**CHALLENGE**
Locate the string "this" in the listing below. Copy every line where it is found.

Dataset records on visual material
============

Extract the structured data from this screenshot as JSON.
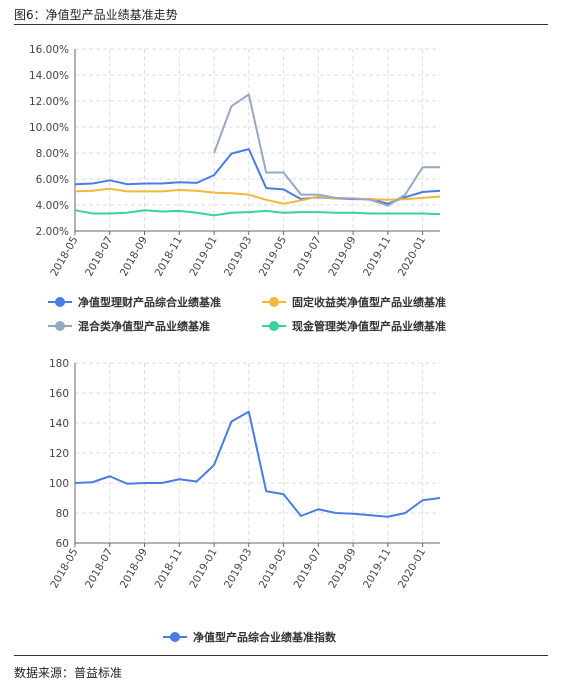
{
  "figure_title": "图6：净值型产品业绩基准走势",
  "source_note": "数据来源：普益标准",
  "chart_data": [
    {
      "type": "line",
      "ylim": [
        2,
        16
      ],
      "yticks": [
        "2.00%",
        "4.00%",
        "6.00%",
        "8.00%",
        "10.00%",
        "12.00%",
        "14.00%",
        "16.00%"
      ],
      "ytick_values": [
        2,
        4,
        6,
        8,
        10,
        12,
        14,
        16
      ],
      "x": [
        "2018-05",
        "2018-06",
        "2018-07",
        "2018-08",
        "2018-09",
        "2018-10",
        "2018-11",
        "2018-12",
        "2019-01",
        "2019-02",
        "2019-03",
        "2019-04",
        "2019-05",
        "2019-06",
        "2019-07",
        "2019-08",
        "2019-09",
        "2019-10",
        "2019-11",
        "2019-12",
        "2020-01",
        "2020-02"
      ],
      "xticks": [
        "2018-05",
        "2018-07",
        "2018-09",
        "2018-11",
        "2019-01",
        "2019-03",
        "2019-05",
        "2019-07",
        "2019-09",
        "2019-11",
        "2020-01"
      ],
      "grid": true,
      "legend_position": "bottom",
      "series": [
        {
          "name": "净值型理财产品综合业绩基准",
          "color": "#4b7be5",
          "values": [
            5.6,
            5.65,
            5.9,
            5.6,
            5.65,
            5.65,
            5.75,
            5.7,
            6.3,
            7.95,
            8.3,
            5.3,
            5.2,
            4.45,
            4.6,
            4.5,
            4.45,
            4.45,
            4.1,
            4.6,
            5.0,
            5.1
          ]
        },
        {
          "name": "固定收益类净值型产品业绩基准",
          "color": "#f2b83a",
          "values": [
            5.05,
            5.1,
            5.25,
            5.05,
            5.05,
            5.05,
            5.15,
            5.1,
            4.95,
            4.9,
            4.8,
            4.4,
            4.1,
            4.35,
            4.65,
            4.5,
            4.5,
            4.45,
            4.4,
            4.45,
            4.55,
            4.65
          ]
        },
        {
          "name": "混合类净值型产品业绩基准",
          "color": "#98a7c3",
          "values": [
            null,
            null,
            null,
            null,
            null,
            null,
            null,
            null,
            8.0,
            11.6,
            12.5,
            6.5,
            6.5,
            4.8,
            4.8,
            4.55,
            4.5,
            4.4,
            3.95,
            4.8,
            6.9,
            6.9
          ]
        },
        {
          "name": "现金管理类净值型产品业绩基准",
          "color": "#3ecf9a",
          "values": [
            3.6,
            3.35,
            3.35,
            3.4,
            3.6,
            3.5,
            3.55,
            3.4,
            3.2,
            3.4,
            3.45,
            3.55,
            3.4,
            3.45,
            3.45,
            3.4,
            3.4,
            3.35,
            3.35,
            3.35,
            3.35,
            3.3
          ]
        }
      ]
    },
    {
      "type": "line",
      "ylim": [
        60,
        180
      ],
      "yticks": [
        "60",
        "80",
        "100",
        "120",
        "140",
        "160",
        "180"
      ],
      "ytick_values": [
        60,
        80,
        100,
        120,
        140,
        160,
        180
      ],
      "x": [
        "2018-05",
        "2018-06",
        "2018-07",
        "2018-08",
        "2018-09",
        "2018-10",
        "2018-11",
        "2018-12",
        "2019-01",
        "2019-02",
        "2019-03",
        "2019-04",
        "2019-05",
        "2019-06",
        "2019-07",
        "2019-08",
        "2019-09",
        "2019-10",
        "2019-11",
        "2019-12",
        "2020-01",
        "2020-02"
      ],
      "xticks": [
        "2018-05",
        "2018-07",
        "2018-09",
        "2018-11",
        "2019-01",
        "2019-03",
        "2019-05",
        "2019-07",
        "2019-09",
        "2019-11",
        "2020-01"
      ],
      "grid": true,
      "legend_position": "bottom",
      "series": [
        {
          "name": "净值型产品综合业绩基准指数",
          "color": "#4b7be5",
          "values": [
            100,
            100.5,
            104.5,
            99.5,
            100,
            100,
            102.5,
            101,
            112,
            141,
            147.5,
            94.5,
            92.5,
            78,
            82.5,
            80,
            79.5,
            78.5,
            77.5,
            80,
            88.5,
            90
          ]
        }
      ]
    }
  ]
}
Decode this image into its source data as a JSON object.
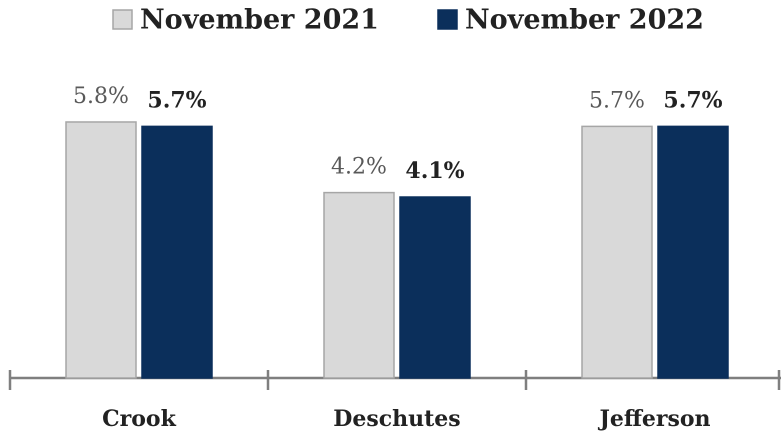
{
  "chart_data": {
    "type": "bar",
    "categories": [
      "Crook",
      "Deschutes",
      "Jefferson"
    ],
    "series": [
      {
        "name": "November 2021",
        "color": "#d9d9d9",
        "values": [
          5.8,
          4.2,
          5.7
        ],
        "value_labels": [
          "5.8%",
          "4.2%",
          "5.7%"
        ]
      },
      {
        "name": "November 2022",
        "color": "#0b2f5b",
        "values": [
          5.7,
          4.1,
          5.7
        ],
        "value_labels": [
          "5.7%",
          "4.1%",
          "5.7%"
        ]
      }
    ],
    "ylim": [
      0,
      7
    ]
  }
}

============

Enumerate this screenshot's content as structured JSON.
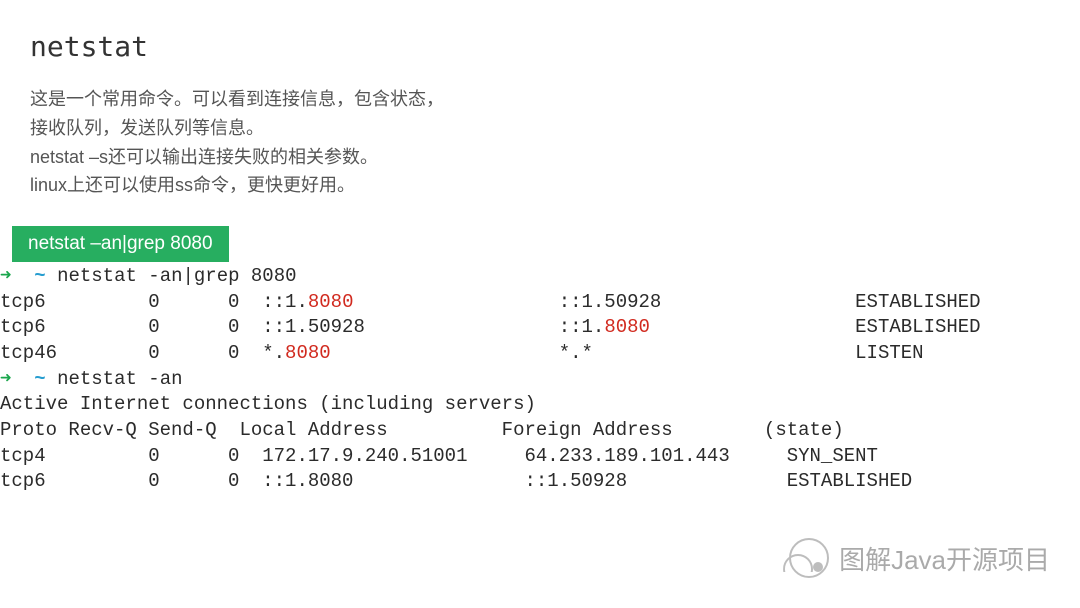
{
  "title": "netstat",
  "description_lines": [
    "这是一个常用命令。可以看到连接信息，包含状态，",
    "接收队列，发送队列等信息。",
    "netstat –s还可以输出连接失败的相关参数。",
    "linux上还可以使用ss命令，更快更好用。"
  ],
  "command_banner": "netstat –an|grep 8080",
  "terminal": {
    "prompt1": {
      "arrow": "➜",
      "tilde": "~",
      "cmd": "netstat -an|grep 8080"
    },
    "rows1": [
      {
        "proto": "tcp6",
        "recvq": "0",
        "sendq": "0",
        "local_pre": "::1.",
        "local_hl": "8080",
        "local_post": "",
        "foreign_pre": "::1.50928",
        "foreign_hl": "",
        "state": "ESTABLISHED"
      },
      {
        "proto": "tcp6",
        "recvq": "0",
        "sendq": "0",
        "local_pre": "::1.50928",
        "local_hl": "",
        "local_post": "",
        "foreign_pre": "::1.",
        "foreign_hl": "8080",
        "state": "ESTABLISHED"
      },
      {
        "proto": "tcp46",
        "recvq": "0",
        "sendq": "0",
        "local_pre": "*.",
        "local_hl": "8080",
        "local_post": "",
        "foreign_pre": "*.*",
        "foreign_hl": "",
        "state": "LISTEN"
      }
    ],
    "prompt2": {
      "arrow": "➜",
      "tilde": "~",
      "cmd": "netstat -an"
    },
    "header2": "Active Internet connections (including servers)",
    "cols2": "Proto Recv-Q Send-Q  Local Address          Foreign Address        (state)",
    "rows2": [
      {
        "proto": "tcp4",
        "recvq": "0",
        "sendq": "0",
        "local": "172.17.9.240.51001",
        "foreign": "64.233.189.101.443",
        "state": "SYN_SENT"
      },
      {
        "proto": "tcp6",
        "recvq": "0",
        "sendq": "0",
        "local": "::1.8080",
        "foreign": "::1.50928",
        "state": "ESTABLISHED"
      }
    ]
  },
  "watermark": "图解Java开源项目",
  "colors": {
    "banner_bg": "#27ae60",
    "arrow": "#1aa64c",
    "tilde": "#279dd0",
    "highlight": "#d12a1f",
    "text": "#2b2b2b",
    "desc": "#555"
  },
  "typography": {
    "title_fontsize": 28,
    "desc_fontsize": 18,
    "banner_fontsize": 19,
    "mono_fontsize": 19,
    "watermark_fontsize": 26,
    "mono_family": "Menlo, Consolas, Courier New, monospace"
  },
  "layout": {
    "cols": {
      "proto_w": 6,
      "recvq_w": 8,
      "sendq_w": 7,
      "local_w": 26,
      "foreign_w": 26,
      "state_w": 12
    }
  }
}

============

**RESULT OF THE TASK**
Extract the structured data from this screenshot as JSON.
Decode this image into its source data as a JSON object.
Enumerate this screenshot's content as structured JSON.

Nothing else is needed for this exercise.